Written exercise:
Count how many lines below include the string "args", and give that number without anything else.

---*---

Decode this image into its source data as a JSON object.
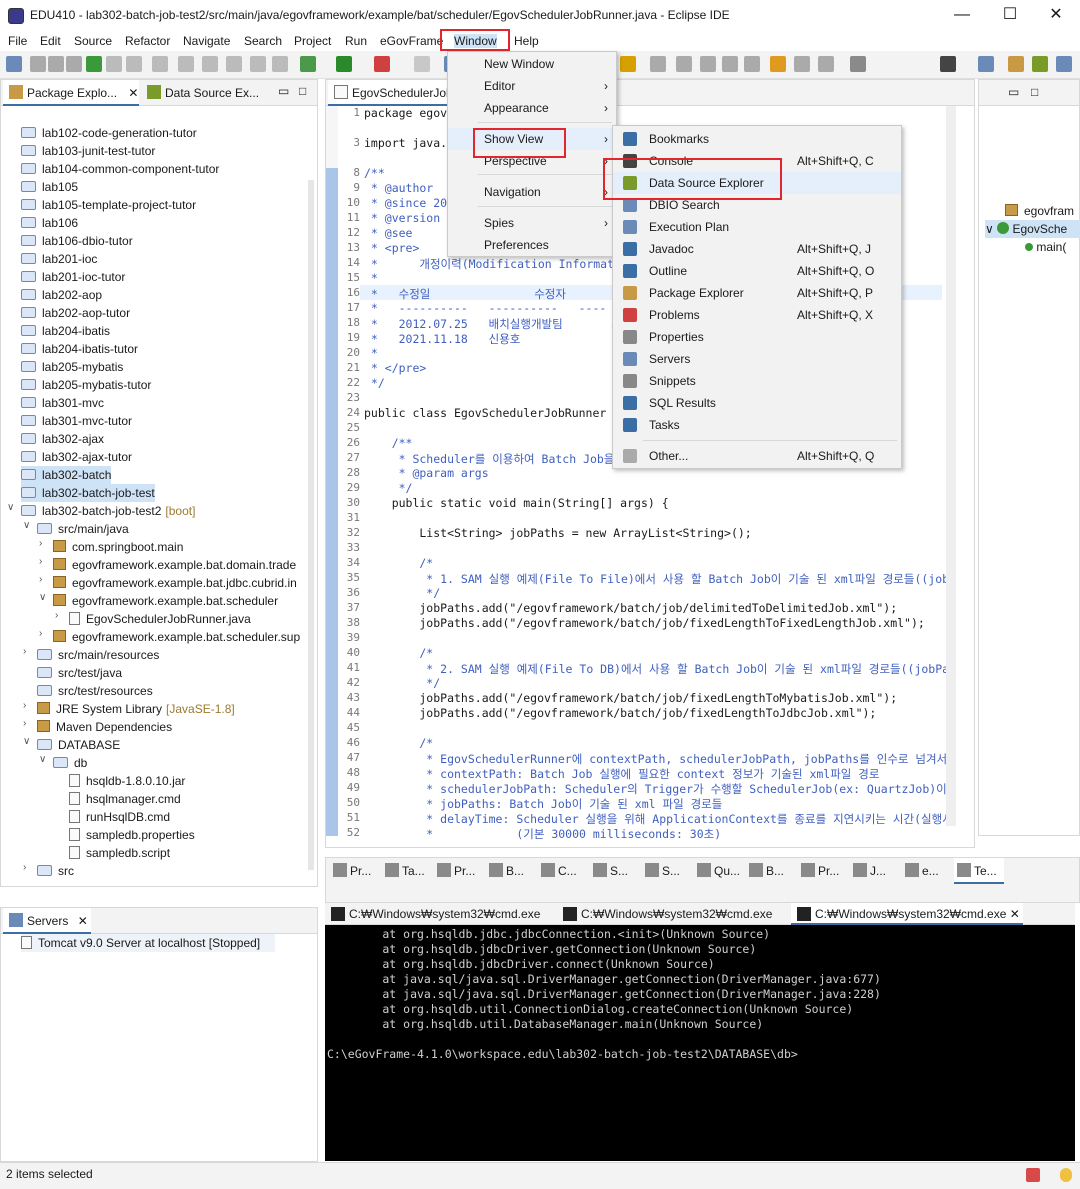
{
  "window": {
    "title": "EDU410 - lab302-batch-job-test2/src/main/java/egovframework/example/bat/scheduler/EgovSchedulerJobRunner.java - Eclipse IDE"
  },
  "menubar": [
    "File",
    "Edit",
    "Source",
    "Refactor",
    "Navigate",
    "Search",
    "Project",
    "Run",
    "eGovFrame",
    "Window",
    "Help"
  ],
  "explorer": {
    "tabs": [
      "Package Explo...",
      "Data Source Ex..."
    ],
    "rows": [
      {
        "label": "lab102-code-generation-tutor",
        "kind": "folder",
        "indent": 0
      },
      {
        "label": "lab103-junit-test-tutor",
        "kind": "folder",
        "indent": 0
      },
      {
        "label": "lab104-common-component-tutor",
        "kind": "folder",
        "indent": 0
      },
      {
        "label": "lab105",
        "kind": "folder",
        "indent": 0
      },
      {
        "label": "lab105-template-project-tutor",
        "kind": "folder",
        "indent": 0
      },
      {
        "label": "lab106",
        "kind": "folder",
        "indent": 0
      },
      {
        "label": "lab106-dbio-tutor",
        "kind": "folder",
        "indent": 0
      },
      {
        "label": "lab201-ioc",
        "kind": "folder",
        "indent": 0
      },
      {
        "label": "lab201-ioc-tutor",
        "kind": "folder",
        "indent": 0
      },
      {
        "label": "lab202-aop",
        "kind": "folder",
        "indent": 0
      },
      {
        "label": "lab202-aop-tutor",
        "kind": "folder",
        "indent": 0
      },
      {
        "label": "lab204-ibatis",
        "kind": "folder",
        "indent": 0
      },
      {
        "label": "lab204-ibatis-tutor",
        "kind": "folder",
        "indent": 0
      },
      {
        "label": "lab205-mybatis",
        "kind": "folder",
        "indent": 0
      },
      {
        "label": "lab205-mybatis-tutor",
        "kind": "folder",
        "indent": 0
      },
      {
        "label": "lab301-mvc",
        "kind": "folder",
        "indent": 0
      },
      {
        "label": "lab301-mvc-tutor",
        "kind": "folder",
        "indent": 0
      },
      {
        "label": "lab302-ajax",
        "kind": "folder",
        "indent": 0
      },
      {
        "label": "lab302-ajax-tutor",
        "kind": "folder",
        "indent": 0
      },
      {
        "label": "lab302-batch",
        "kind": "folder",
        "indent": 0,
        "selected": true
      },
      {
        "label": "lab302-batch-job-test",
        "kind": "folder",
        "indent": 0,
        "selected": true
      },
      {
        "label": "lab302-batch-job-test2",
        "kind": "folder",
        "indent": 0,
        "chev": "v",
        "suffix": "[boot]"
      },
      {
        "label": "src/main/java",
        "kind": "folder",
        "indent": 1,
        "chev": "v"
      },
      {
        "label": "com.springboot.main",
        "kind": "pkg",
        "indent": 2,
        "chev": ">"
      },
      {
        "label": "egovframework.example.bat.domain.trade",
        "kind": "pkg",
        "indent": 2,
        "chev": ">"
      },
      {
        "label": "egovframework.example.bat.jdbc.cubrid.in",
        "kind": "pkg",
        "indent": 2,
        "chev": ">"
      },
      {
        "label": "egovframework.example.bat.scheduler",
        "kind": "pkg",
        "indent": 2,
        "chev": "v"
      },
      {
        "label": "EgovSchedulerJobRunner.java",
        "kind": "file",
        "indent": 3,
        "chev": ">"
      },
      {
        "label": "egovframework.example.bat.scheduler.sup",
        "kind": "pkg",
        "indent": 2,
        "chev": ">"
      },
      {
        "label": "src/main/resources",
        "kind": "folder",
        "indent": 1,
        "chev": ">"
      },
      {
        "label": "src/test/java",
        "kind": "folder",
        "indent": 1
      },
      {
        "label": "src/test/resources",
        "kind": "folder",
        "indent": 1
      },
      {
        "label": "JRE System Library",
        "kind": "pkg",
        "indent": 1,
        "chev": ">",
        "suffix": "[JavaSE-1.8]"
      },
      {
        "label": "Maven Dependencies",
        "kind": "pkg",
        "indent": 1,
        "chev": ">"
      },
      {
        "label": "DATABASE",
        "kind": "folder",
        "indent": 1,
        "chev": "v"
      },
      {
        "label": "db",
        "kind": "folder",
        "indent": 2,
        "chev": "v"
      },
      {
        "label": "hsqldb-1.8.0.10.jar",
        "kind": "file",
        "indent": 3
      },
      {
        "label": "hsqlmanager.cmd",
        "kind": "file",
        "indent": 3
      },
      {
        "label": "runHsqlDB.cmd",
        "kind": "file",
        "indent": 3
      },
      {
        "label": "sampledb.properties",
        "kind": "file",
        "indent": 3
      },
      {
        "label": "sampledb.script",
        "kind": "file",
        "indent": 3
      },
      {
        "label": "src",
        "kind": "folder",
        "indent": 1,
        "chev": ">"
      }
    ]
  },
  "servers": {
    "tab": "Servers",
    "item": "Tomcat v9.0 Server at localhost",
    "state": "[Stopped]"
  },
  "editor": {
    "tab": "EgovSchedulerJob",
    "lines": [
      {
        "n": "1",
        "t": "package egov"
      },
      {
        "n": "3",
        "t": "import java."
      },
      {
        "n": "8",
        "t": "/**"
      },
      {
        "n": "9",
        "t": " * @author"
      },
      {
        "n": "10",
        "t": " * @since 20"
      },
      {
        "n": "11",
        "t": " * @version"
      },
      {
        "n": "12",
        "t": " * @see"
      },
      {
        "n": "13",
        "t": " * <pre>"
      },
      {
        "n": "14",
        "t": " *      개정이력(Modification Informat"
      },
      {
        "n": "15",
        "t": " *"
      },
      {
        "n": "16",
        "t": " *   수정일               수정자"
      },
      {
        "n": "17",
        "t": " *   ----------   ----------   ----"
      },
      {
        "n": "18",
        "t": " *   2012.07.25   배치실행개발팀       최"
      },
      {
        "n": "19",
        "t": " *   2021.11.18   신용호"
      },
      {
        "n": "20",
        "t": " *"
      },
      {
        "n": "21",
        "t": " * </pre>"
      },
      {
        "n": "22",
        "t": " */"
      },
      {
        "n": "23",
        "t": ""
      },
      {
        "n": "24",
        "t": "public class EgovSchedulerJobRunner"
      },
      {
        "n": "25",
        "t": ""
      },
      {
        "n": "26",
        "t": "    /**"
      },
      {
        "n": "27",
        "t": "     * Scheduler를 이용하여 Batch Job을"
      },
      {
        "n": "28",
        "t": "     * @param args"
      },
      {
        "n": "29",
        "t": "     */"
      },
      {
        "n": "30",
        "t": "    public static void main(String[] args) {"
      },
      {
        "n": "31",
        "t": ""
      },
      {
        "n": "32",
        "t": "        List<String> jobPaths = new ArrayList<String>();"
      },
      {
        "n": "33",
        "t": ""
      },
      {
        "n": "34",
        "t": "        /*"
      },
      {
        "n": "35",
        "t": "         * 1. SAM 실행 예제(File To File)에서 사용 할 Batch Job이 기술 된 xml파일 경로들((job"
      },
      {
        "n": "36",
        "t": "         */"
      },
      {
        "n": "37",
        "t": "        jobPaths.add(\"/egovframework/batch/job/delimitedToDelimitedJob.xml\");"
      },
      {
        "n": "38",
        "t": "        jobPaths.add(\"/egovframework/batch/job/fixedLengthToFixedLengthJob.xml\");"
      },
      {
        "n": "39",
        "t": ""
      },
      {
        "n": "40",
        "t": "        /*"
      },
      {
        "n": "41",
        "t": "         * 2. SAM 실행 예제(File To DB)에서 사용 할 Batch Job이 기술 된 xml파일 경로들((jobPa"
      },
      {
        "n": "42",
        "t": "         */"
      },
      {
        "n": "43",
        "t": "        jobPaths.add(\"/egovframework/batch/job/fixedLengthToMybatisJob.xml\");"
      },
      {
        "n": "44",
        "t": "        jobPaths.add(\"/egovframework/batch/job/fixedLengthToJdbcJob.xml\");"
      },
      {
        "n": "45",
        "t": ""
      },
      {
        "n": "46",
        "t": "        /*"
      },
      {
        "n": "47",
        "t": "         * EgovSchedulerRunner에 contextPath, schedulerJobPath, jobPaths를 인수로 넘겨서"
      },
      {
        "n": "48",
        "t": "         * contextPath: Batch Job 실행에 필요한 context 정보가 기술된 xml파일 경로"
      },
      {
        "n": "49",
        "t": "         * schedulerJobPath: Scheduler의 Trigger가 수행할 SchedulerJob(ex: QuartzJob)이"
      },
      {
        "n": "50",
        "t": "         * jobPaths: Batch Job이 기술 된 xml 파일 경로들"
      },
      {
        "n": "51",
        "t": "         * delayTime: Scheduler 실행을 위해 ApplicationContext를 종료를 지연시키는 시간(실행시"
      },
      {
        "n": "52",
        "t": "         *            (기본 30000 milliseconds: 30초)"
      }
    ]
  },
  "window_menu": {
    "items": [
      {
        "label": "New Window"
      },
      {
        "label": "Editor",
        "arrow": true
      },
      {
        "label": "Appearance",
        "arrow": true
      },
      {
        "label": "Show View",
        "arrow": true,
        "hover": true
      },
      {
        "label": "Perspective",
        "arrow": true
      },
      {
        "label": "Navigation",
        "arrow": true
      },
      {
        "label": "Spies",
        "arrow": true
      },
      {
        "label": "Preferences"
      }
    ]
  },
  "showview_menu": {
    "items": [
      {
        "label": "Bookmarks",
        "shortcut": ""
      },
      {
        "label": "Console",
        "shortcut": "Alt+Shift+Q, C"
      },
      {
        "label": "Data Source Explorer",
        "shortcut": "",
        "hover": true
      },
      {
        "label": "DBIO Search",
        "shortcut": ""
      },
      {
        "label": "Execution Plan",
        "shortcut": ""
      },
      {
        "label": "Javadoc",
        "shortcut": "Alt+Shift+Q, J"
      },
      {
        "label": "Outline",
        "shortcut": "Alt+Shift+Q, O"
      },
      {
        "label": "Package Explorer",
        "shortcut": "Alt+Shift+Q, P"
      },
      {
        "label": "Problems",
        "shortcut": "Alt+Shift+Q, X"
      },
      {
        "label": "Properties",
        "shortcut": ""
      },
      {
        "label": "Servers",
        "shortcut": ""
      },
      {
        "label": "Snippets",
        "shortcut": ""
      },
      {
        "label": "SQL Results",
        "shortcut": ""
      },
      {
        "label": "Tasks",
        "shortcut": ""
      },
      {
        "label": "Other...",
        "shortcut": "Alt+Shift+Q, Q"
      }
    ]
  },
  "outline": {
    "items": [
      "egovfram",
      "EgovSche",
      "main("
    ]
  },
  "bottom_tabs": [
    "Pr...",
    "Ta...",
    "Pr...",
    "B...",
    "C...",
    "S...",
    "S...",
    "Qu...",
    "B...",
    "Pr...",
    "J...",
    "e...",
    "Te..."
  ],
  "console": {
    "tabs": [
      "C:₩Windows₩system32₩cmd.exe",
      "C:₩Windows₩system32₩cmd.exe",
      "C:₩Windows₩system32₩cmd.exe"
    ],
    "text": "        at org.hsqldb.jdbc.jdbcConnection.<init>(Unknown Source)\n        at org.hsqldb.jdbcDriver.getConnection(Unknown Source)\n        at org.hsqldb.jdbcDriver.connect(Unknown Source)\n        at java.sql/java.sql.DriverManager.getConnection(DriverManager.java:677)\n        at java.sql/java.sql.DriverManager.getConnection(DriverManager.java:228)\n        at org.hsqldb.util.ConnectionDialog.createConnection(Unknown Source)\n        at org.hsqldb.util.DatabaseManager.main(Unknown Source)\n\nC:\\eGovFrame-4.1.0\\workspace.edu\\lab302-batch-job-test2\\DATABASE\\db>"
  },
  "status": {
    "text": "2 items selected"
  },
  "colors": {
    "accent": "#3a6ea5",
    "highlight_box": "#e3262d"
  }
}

---*---

Problem solution:
2